## Some records
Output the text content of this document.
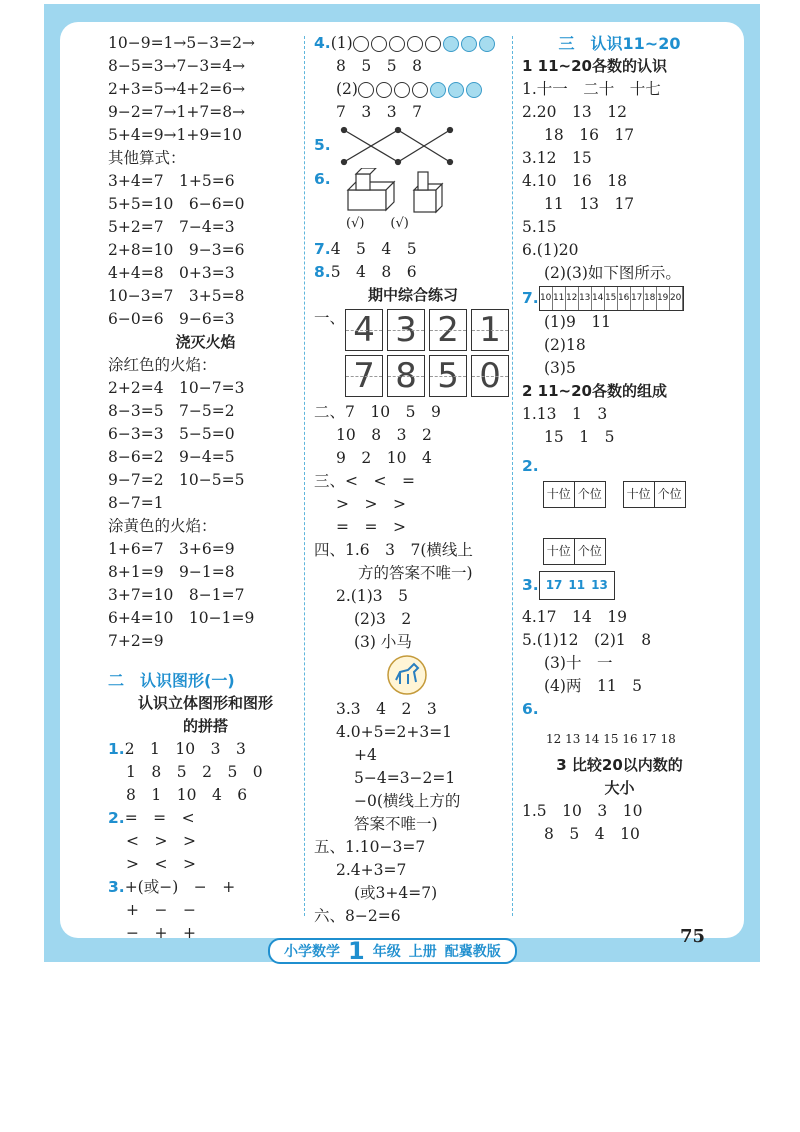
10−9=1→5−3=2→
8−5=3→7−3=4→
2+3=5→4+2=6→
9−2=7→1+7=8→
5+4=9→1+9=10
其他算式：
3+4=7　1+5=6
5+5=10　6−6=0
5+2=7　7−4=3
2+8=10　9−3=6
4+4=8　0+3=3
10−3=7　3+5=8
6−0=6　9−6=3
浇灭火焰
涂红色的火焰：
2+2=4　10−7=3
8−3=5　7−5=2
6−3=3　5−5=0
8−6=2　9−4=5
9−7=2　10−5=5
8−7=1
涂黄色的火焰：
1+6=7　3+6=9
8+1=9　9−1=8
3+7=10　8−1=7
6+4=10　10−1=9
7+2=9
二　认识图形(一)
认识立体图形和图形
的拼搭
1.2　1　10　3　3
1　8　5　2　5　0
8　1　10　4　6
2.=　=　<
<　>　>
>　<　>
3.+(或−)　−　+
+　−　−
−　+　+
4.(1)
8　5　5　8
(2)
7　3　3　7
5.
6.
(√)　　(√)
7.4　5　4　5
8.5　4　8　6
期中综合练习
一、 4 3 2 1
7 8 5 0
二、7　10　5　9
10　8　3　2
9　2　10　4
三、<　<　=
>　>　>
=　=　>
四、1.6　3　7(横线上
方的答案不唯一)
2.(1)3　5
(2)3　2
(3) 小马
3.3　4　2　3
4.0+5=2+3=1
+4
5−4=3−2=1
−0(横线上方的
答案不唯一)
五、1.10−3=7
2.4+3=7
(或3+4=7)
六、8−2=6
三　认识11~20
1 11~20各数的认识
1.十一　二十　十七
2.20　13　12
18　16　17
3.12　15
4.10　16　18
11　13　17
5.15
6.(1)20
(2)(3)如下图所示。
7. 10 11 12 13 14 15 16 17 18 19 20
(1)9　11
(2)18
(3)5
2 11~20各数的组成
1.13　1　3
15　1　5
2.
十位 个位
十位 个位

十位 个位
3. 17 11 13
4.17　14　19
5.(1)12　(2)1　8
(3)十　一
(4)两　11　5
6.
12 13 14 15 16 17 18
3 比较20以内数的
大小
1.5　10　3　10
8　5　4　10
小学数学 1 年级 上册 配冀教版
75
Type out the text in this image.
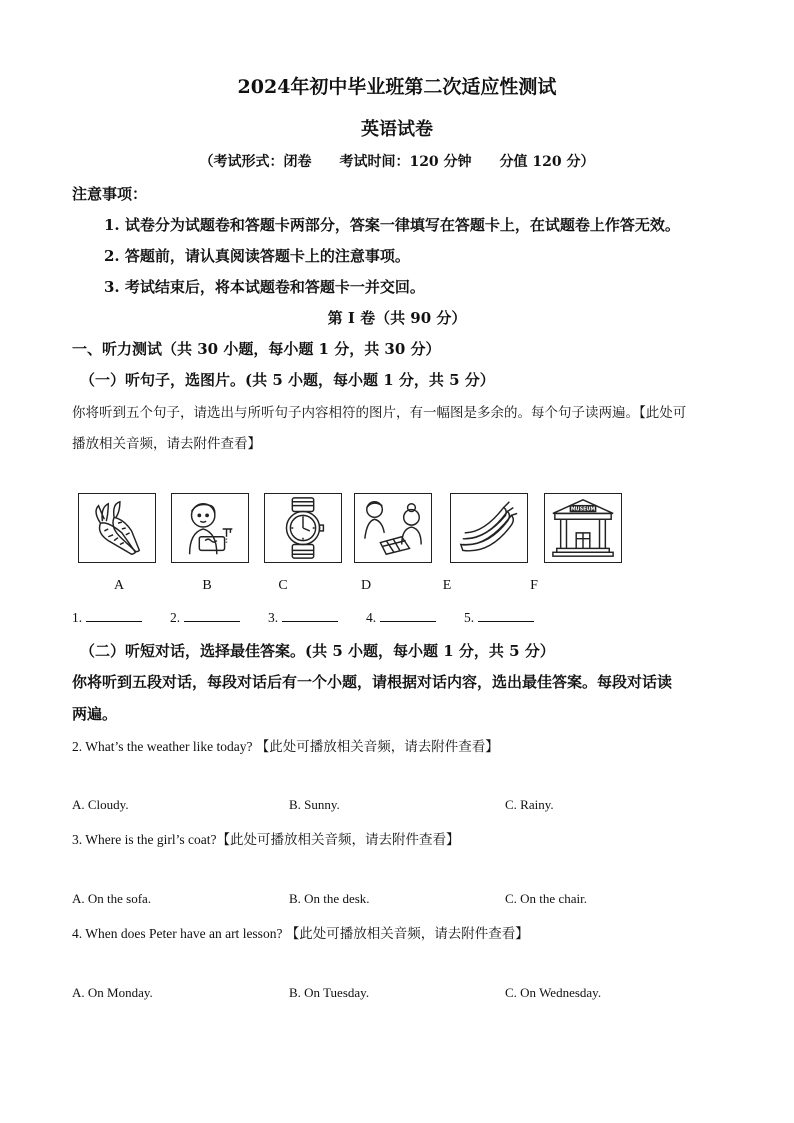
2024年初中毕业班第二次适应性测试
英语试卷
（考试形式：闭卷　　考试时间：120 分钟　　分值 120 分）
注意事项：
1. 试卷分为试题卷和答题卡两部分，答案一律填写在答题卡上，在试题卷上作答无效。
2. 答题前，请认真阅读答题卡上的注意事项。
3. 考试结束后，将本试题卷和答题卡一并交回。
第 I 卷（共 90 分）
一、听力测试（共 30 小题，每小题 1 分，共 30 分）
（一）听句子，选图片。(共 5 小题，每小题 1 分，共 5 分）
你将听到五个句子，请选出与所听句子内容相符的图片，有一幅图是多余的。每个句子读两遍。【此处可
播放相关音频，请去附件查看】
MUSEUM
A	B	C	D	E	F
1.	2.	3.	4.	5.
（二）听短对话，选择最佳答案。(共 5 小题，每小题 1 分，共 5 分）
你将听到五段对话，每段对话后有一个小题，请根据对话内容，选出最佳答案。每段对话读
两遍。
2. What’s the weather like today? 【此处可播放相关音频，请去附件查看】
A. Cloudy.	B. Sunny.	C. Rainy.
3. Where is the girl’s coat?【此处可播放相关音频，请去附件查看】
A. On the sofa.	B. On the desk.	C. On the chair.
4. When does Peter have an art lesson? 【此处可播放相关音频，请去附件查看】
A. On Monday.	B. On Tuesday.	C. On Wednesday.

## What the exercise asks
Write out each line again precisely as it appears, skipping every picture.

## Answer to this problem
Output the text content of this document.
10−9=1→5−3=2→
8−5=3→7−3=4→
2+3=5→4+2=6→
9−2=7→1+7=8→
5+4=9→1+9=10
其他算式：
3+4=7　1+5=6
5+5=10　6−6=0
5+2=7　7−4=3
2+8=10　9−3=6
4+4=8　0+3=3
10−3=7　3+5=8
6−0=6　9−6=3
浇灭火焰
涂红色的火焰：
2+2=4　10−7=3
8−3=5　7−5=2
6−3=3　5−5=0
8−6=2　9−4=5
9−7=2　10−5=5
8−7=1
涂黄色的火焰：
1+6=7　3+6=9
8+1=9　9−1=8
3+7=10　8−1=7
6+4=10　10−1=9
7+2=9
二　认识图形(一)
认识立体图形和图形
的拼搭
1.2　1　10　3　3
1　8　5　2　5　0
8　1　10　4　6
2.=　=　<
<　>　>
>　<　>
3.+(或−)　−　+
+　−　−
−　+　+
4.(1)
8　5　5　8
(2)
7　3　3　7
5.
6.
(√)　　(√)
7.4　5　4　5
8.5　4　8　6
期中综合练习
一、 4 3 2 1
7 8 5 0
二、7　10　5　9
10　8　3　2
9　2　10　4
三、<　<　=
>　>　>
=　=　>
四、1.6　3　7(横线上
方的答案不唯一)
2.(1)3　5
(2)3　2
(3) 小马
3.3　4　2　3
4.0+5=2+3=1
+4
5−4=3−2=1
−0(横线上方的
答案不唯一)
五、1.10−3=7
2.4+3=7
(或3+4=7)
六、8−2=6
三　认识11~20
1 11~20各数的认识
1.十一　二十　十七
2.20　13　12
18　16　17
3.12　15
4.10　16　18
11　13　17
5.15
6.(1)20
(2)(3)如下图所示。
7. 10 11 12 13 14 15 16 17 18 19 20
(1)9　11
(2)18
(3)5
2 11~20各数的组成
1.13　1　3
15　1　5
2.
十位 个位
十位 个位

十位 个位
3. 17 11 13
4.17　14　19
5.(1)12　(2)1　8
(3)十　一
(4)两　11　5
6.
12 13 14 15 16 17 18
3 比较20以内数的
大小
1.5　10　3　10
8　5　4　10
小学数学 1 年级 上册 配冀教版
75
Type out the text in this image.
2024年初中毕业班第二次适应性测试
英语试卷
（考试形式：闭卷　　考试时间：120 分钟　　分值 120 分）
注意事项：
1. 试卷分为试题卷和答题卡两部分，答案一律填写在答题卡上，在试题卷上作答无效。
2. 答题前，请认真阅读答题卡上的注意事项。
3. 考试结束后，将本试题卷和答题卡一并交回。
第 I 卷（共 90 分）
一、听力测试（共 30 小题，每小题 1 分，共 30 分）
（一）听句子，选图片。(共 5 小题，每小题 1 分，共 5 分）
你将听到五个句子，请选出与所听句子内容相符的图片，有一幅图是多余的。每个句子读两遍。【此处可
播放相关音频，请去附件查看】
MUSEUM
A	B	C	D	E	F
1.	2.	3.	4.	5.
（二）听短对话，选择最佳答案。(共 5 小题，每小题 1 分，共 5 分）
你将听到五段对话，每段对话后有一个小题，请根据对话内容，选出最佳答案。每段对话读
两遍。
2. What’s the weather like today? 【此处可播放相关音频，请去附件查看】
A. Cloudy.	B. Sunny.	C. Rainy.
3. Where is the girl’s coat?【此处可播放相关音频，请去附件查看】
A. On the sofa.	B. On the desk.	C. On the chair.
4. When does Peter have an art lesson? 【此处可播放相关音频，请去附件查看】
A. On Monday.	B. On Tuesday.	C. On Wednesday.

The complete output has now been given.